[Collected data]

[Begin]

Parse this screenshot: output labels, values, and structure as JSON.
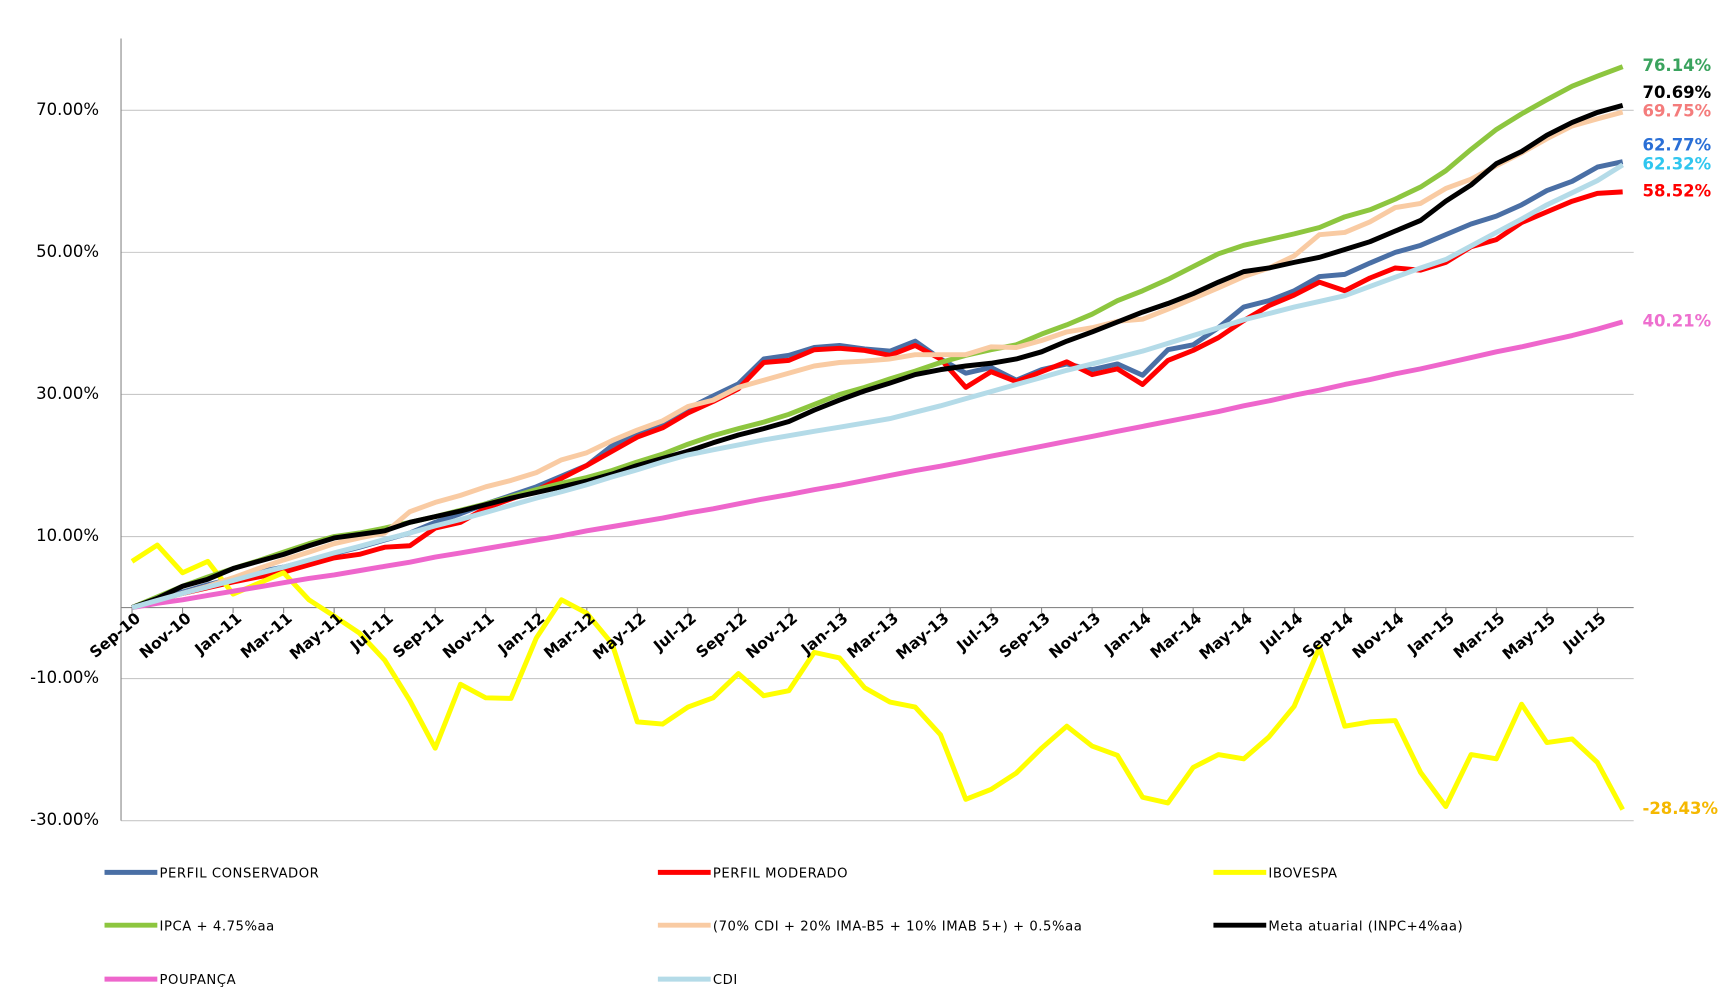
{
  "chart_data": {
    "type": "line",
    "categories": [
      "Sep-10",
      null,
      "Nov-10",
      null,
      "Jan-11",
      null,
      "Mar-11",
      null,
      "May-11",
      null,
      "Jul-11",
      null,
      "Sep-11",
      null,
      "Nov-11",
      null,
      "Jan-12",
      null,
      "Mar-12",
      null,
      "May-12",
      null,
      "Jul-12",
      null,
      "Sep-12",
      null,
      "Nov-12",
      null,
      "Jan-13",
      null,
      "Mar-13",
      null,
      "May-13",
      null,
      "Jul-13",
      null,
      "Sep-13",
      null,
      "Nov-13",
      null,
      "Jan-14",
      null,
      "Mar-14",
      null,
      "May-14",
      null,
      "Jul-14",
      null,
      "Sep-14",
      null,
      "Nov-14",
      null,
      "Jan-15",
      null,
      "Mar-15",
      null,
      "May-15",
      null,
      "Jul-15",
      null
    ],
    "ylim": [
      -30,
      80
    ],
    "yticks": [
      {
        "value": -30,
        "label": "-30.00%"
      },
      {
        "value": -10,
        "label": "-10.00%"
      },
      {
        "value": 10,
        "label": "10.00%"
      },
      {
        "value": 30,
        "label": "30.00%"
      },
      {
        "value": 50,
        "label": "50.00%"
      },
      {
        "value": 70,
        "label": "70.00%"
      }
    ],
    "grid": true,
    "legend": "bottom",
    "series": [
      {
        "name": "PERFIL CONSERVADOR",
        "color": "#4a6fa5",
        "label_color": "#2a6fd6",
        "values": [
          0,
          1.0,
          2.2,
          3.2,
          4.1,
          5.0,
          5.7,
          6.6,
          7.6,
          8.5,
          9.5,
          10.5,
          12.0,
          13.2,
          14.6,
          15.8,
          17.0,
          18.5,
          20.0,
          22.8,
          24.5,
          25.8,
          28.0,
          29.8,
          31.5,
          35.0,
          35.5,
          36.6,
          36.9,
          36.4,
          36.1,
          37.5,
          35.0,
          33.0,
          33.8,
          32.0,
          33.5,
          34.3,
          33.5,
          34.3,
          32.7,
          36.3,
          37.0,
          39.4,
          42.3,
          43.2,
          44.6,
          46.6,
          46.9,
          48.5,
          50.0,
          51.0,
          52.5,
          54.0,
          55.1,
          56.7,
          58.7,
          60.0,
          62.0,
          62.77
        ],
        "value_labels": [
          null,
          null,
          null,
          null,
          null,
          null,
          null,
          null,
          null,
          null,
          null,
          null,
          null,
          null,
          null,
          null,
          null,
          null,
          null,
          null,
          null,
          null,
          null,
          null,
          null,
          null,
          null,
          null,
          null,
          null,
          null,
          null,
          null,
          null,
          null,
          null,
          null,
          null,
          null,
          null,
          null,
          null,
          null,
          null,
          null,
          null,
          null,
          null,
          null,
          null,
          null,
          null,
          null,
          null,
          null,
          null,
          null,
          null,
          null,
          "62.77%"
        ]
      },
      {
        "name": "PERFIL MODERADO",
        "color": "#ff0000",
        "label_color": "#ff0000",
        "values": [
          0,
          1.0,
          2.0,
          2.8,
          3.6,
          4.3,
          5.0,
          6.0,
          7.0,
          7.5,
          8.5,
          8.7,
          11.2,
          12.0,
          14.0,
          15.3,
          16.5,
          18.2,
          20.0,
          22.0,
          24.0,
          25.3,
          27.4,
          29.0,
          30.8,
          34.5,
          34.8,
          36.3,
          36.5,
          36.2,
          35.5,
          36.9,
          35.0,
          31.0,
          33.2,
          31.8,
          33.2,
          34.6,
          32.8,
          33.6,
          31.4,
          34.8,
          36.2,
          38.0,
          40.4,
          42.5,
          44.0,
          45.8,
          44.6,
          46.4,
          47.8,
          47.5,
          48.6,
          50.8,
          51.8,
          54.2,
          55.7,
          57.2,
          58.3,
          58.52
        ],
        "value_labels": [
          null,
          null,
          null,
          null,
          null,
          null,
          null,
          null,
          null,
          null,
          null,
          null,
          null,
          null,
          null,
          null,
          null,
          null,
          null,
          null,
          null,
          null,
          null,
          null,
          null,
          null,
          null,
          null,
          null,
          null,
          null,
          null,
          null,
          null,
          null,
          null,
          null,
          null,
          null,
          null,
          null,
          null,
          null,
          null,
          null,
          null,
          null,
          null,
          null,
          null,
          null,
          null,
          null,
          null,
          null,
          null,
          null,
          null,
          null,
          "58.52%"
        ]
      },
      {
        "name": "IBOVESPA",
        "color": "#ffff00",
        "label_color": "#f5b800",
        "values": [
          6.5,
          8.8,
          4.9,
          6.5,
          1.9,
          3.4,
          4.9,
          1.1,
          -1.2,
          -3.6,
          -7.4,
          -13.1,
          -19.8,
          -10.8,
          -12.7,
          -12.8,
          -4.3,
          1.1,
          -0.8,
          -5.1,
          -16.1,
          -16.4,
          -14.0,
          -12.7,
          -9.3,
          -12.4,
          -11.7,
          -6.3,
          -7.1,
          -11.3,
          -13.3,
          -14.0,
          -17.9,
          -27.0,
          -25.6,
          -23.3,
          -19.8,
          -16.7,
          -19.5,
          -20.8,
          -26.7,
          -27.5,
          -22.5,
          -20.7,
          -21.3,
          -18.2,
          -13.9,
          -5.6,
          -16.7,
          -16.1,
          -15.9,
          -23.2,
          -28.0,
          -20.7,
          -21.3,
          -13.6,
          -19.0,
          -18.5,
          -21.8,
          -28.43
        ],
        "value_labels": [
          null,
          null,
          null,
          null,
          null,
          null,
          null,
          null,
          null,
          null,
          null,
          null,
          null,
          null,
          null,
          null,
          null,
          null,
          null,
          null,
          null,
          null,
          null,
          null,
          null,
          null,
          null,
          null,
          null,
          null,
          null,
          null,
          null,
          null,
          null,
          null,
          null,
          null,
          null,
          null,
          null,
          null,
          null,
          null,
          null,
          null,
          null,
          null,
          null,
          null,
          null,
          null,
          null,
          null,
          null,
          null,
          null,
          null,
          null,
          "-28.43%"
        ]
      },
      {
        "name": "IPCA + 4.75%aa",
        "color": "#8dc63f",
        "label_color": "#3aa35e",
        "values": [
          0,
          1.5,
          3.0,
          4.3,
          5.5,
          6.6,
          7.8,
          9.0,
          10.0,
          10.5,
          11.2,
          12.0,
          12.8,
          13.7,
          14.6,
          15.6,
          16.6,
          17.5,
          18.3,
          19.3,
          20.5,
          21.6,
          23.0,
          24.2,
          25.2,
          26.1,
          27.2,
          28.6,
          30.0,
          31.0,
          32.2,
          33.3,
          34.5,
          35.5,
          36.3,
          37.0,
          38.5,
          39.8,
          41.3,
          43.2,
          44.6,
          46.2,
          48.0,
          49.8,
          51.0,
          51.8,
          52.6,
          53.5,
          55.0,
          56.0,
          57.5,
          59.2,
          61.5,
          64.5,
          67.3,
          69.5,
          71.5,
          73.4,
          74.8,
          76.14
        ],
        "value_labels": [
          null,
          null,
          null,
          null,
          null,
          null,
          null,
          null,
          null,
          null,
          null,
          null,
          null,
          null,
          null,
          null,
          null,
          null,
          null,
          null,
          null,
          null,
          null,
          null,
          null,
          null,
          null,
          null,
          null,
          null,
          null,
          null,
          null,
          null,
          null,
          null,
          null,
          null,
          null,
          null,
          null,
          null,
          null,
          null,
          null,
          null,
          null,
          null,
          null,
          null,
          null,
          null,
          null,
          null,
          null,
          null,
          null,
          null,
          null,
          "76.14%"
        ]
      },
      {
        "name": "(70% CDI + 20% IMA-B5 + 10% IMAB 5+) + 0.5%aa",
        "color": "#f9cba3",
        "label_color": "#f47c7c",
        "values": [
          0,
          1.0,
          2.0,
          3.0,
          4.2,
          5.5,
          6.7,
          7.8,
          9.0,
          9.8,
          10.5,
          13.5,
          14.8,
          15.8,
          17.0,
          17.9,
          19.0,
          20.8,
          21.8,
          23.5,
          25.0,
          26.3,
          28.3,
          29.2,
          31.0,
          32.0,
          33.0,
          34.0,
          34.5,
          34.7,
          35.0,
          35.6,
          35.6,
          35.6,
          36.7,
          36.6,
          37.6,
          38.8,
          39.4,
          40.3,
          40.6,
          42.0,
          43.5,
          45.0,
          46.6,
          47.8,
          49.5,
          52.5,
          52.8,
          54.3,
          56.3,
          56.9,
          59.0,
          60.3,
          62.2,
          64.0,
          66.0,
          67.8,
          68.8,
          69.75
        ],
        "value_labels": [
          null,
          null,
          null,
          null,
          null,
          null,
          null,
          null,
          null,
          null,
          null,
          null,
          null,
          null,
          null,
          null,
          null,
          null,
          null,
          null,
          null,
          null,
          null,
          null,
          null,
          null,
          null,
          null,
          null,
          null,
          null,
          null,
          null,
          null,
          null,
          null,
          null,
          null,
          null,
          null,
          null,
          null,
          null,
          null,
          null,
          null,
          null,
          null,
          null,
          null,
          null,
          null,
          null,
          null,
          null,
          null,
          null,
          null,
          null,
          "69.75%"
        ]
      },
      {
        "name": "Meta atuarial (INPC+4%aa)",
        "color": "#000000",
        "label_color": "#000000",
        "values": [
          0,
          1.3,
          3.0,
          4.0,
          5.5,
          6.5,
          7.5,
          8.7,
          9.8,
          10.3,
          10.8,
          12.0,
          12.8,
          13.6,
          14.5,
          15.4,
          16.2,
          17.0,
          17.8,
          18.8,
          20.0,
          21.0,
          22.0,
          23.2,
          24.3,
          25.2,
          26.2,
          27.8,
          29.2,
          30.5,
          31.6,
          32.8,
          33.5,
          34.0,
          34.4,
          35.0,
          36.0,
          37.5,
          38.8,
          40.2,
          41.6,
          42.8,
          44.2,
          45.8,
          47.3,
          47.8,
          48.6,
          49.3,
          50.4,
          51.5,
          53.0,
          54.5,
          57.2,
          59.5,
          62.5,
          64.2,
          66.5,
          68.3,
          69.7,
          70.69
        ],
        "value_labels": [
          null,
          null,
          null,
          null,
          null,
          null,
          null,
          null,
          null,
          null,
          null,
          null,
          null,
          null,
          null,
          null,
          null,
          null,
          null,
          null,
          null,
          null,
          null,
          null,
          null,
          null,
          null,
          null,
          null,
          null,
          null,
          null,
          null,
          null,
          null,
          null,
          null,
          null,
          null,
          null,
          null,
          null,
          null,
          null,
          null,
          null,
          null,
          null,
          null,
          null,
          null,
          null,
          null,
          null,
          null,
          null,
          null,
          null,
          null,
          "70.69%"
        ]
      },
      {
        "name": "POUPANÇA",
        "color": "#ee66cc",
        "label_color": "#ee6fcf",
        "values": [
          0,
          0.6,
          1.1,
          1.7,
          2.3,
          2.9,
          3.5,
          4.1,
          4.6,
          5.2,
          5.8,
          6.4,
          7.1,
          7.7,
          8.3,
          8.9,
          9.5,
          10.1,
          10.8,
          11.4,
          12.0,
          12.6,
          13.3,
          13.9,
          14.6,
          15.3,
          15.9,
          16.6,
          17.2,
          17.9,
          18.6,
          19.3,
          19.9,
          20.6,
          21.3,
          22.0,
          22.7,
          23.4,
          24.1,
          24.8,
          25.5,
          26.2,
          26.9,
          27.6,
          28.4,
          29.1,
          29.9,
          30.6,
          31.4,
          32.1,
          32.9,
          33.6,
          34.4,
          35.2,
          36.0,
          36.7,
          37.5,
          38.3,
          39.2,
          40.21
        ],
        "value_labels": [
          null,
          null,
          null,
          null,
          null,
          null,
          null,
          null,
          null,
          null,
          null,
          null,
          null,
          null,
          null,
          null,
          null,
          null,
          null,
          null,
          null,
          null,
          null,
          null,
          null,
          null,
          null,
          null,
          null,
          null,
          null,
          null,
          null,
          null,
          null,
          null,
          null,
          null,
          null,
          null,
          null,
          null,
          null,
          null,
          null,
          null,
          null,
          null,
          null,
          null,
          null,
          null,
          null,
          null,
          null,
          null,
          null,
          null,
          null,
          "40.21%"
        ]
      },
      {
        "name": "CDI",
        "color": "#b4dbe8",
        "label_color": "#2fc6ef",
        "values": [
          0,
          1.0,
          2.0,
          2.9,
          3.8,
          4.8,
          5.7,
          6.7,
          7.7,
          8.6,
          9.6,
          10.5,
          11.5,
          12.4,
          13.4,
          14.4,
          15.4,
          16.3,
          17.3,
          18.4,
          19.4,
          20.5,
          21.5,
          22.2,
          22.9,
          23.6,
          24.2,
          24.8,
          25.4,
          26.0,
          26.6,
          27.5,
          28.4,
          29.4,
          30.4,
          31.4,
          32.4,
          33.4,
          34.3,
          35.2,
          36.1,
          37.2,
          38.3,
          39.4,
          40.5,
          41.4,
          42.3,
          43.1,
          43.9,
          45.2,
          46.5,
          47.8,
          49.0,
          50.9,
          52.8,
          54.7,
          56.7,
          58.4,
          60.1,
          62.32
        ],
        "value_labels": [
          null,
          null,
          null,
          null,
          null,
          null,
          null,
          null,
          null,
          null,
          null,
          null,
          null,
          null,
          null,
          null,
          null,
          null,
          null,
          null,
          null,
          null,
          null,
          null,
          null,
          null,
          null,
          null,
          null,
          null,
          null,
          null,
          null,
          null,
          null,
          null,
          null,
          null,
          null,
          null,
          null,
          null,
          null,
          null,
          null,
          null,
          null,
          null,
          null,
          null,
          null,
          null,
          null,
          null,
          null,
          null,
          null,
          null,
          null,
          "62.32%"
        ]
      }
    ]
  }
}
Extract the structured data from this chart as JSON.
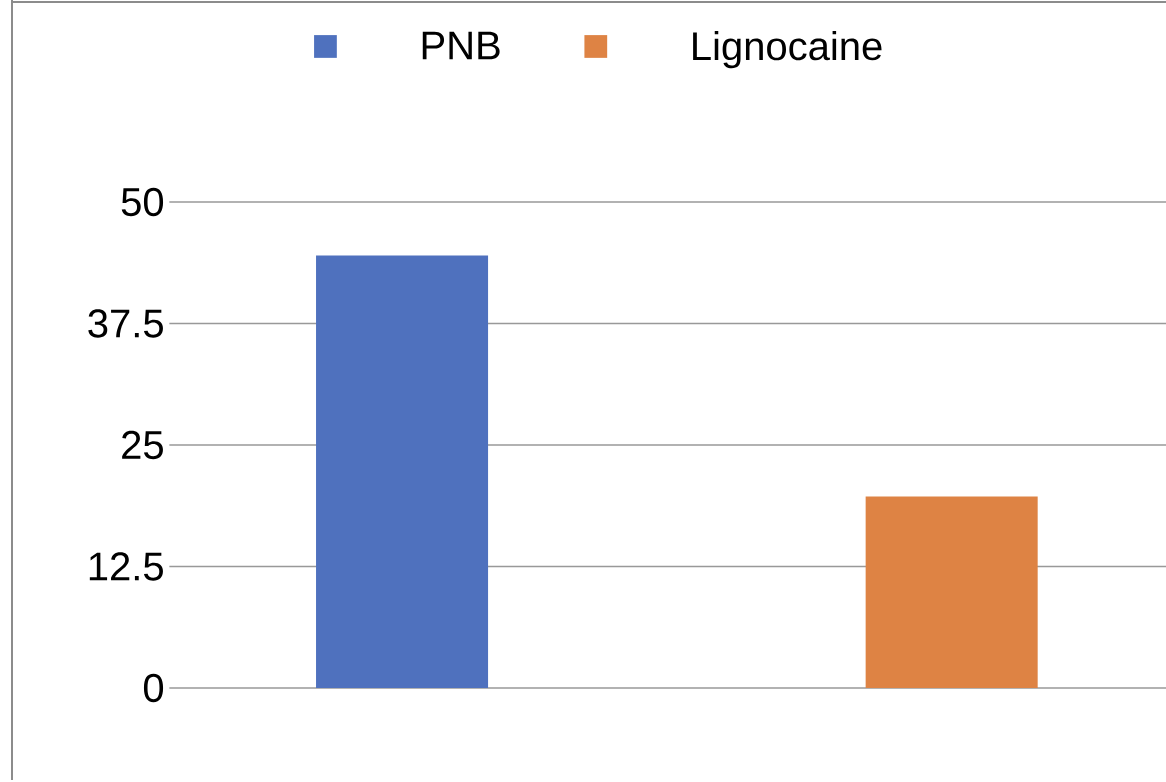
{
  "chart_data": {
    "type": "bar",
    "categories": [
      null,
      null
    ],
    "series": [
      {
        "name": "PNB",
        "color": "#4f71be",
        "values": [
          44.5,
          null
        ]
      },
      {
        "name": "Lignocaine",
        "color": "#de8344",
        "values": [
          null,
          19.7
        ]
      }
    ],
    "ylim": [
      0,
      50
    ],
    "yticks": [
      0,
      12.5,
      25,
      37.5,
      50
    ],
    "grid": "y",
    "legend": "top"
  }
}
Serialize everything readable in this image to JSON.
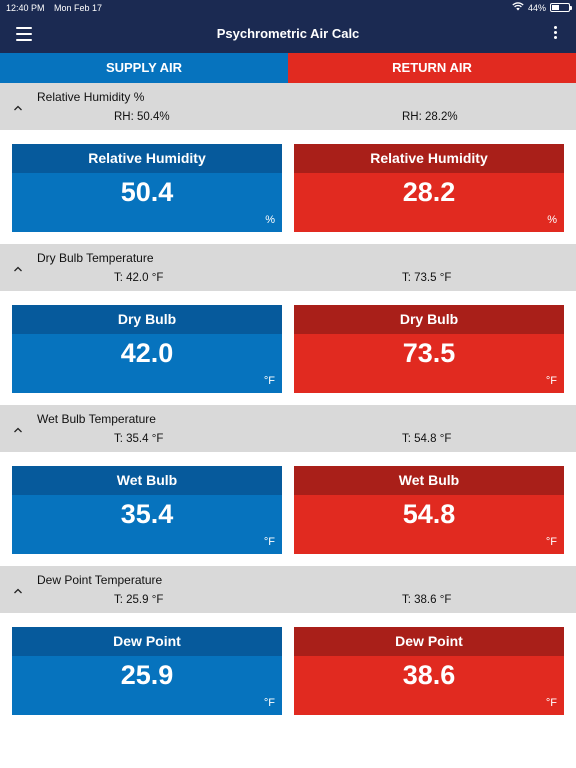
{
  "status_bar": {
    "time": "12:40 PM",
    "date": "Mon Feb 17",
    "battery": "44%",
    "battery_level": 0.44
  },
  "nav": {
    "title": "Psychrometric Air Calc",
    "menu_icon": "hamburger-menu-icon",
    "more_icon": "more-vertical-icon"
  },
  "tabs": {
    "supply": "SUPPLY AIR",
    "return": "RETURN AIR"
  },
  "sections": [
    {
      "title": "Relative Humidity %",
      "supply_summary": "RH: 50.4%",
      "return_summary": "RH: 28.2%",
      "supply_card": {
        "label": "Relative Humidity",
        "value": "50.4",
        "unit": "%"
      },
      "return_card": {
        "label": "Relative Humidity",
        "value": "28.2",
        "unit": "%"
      }
    },
    {
      "title": "Dry Bulb Temperature",
      "supply_summary": "T: 42.0 °F",
      "return_summary": "T: 73.5 °F",
      "supply_card": {
        "label": "Dry Bulb",
        "value": "42.0",
        "unit": "°F"
      },
      "return_card": {
        "label": "Dry Bulb",
        "value": "73.5",
        "unit": "°F"
      }
    },
    {
      "title": "Wet Bulb Temperature",
      "supply_summary": "T: 35.4 °F",
      "return_summary": "T: 54.8 °F",
      "supply_card": {
        "label": "Wet Bulb",
        "value": "35.4",
        "unit": "°F"
      },
      "return_card": {
        "label": "Wet Bulb",
        "value": "54.8",
        "unit": "°F"
      }
    },
    {
      "title": "Dew Point Temperature",
      "supply_summary": "T: 25.9 °F",
      "return_summary": "T: 38.6 °F",
      "supply_card": {
        "label": "Dew Point",
        "value": "25.9",
        "unit": "°F"
      },
      "return_card": {
        "label": "Dew Point",
        "value": "38.6",
        "unit": "°F"
      }
    }
  ],
  "colors": {
    "nav_bg": "#1b2a52",
    "supply": "#0673be",
    "supply_dark": "#065a9c",
    "return": "#e12a20",
    "return_dark": "#a91f19",
    "section_bg": "#d9d9d9"
  }
}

[End]

### SHORT EXERCISE
Locate the lines above that contain "this" and copy them.

### TASK RESPONSE
Parse this screenshot: output labels, values, and structure as JSON.
Extract the structured data from this chart as JSON.
Serialize everything readable in this image to JSON.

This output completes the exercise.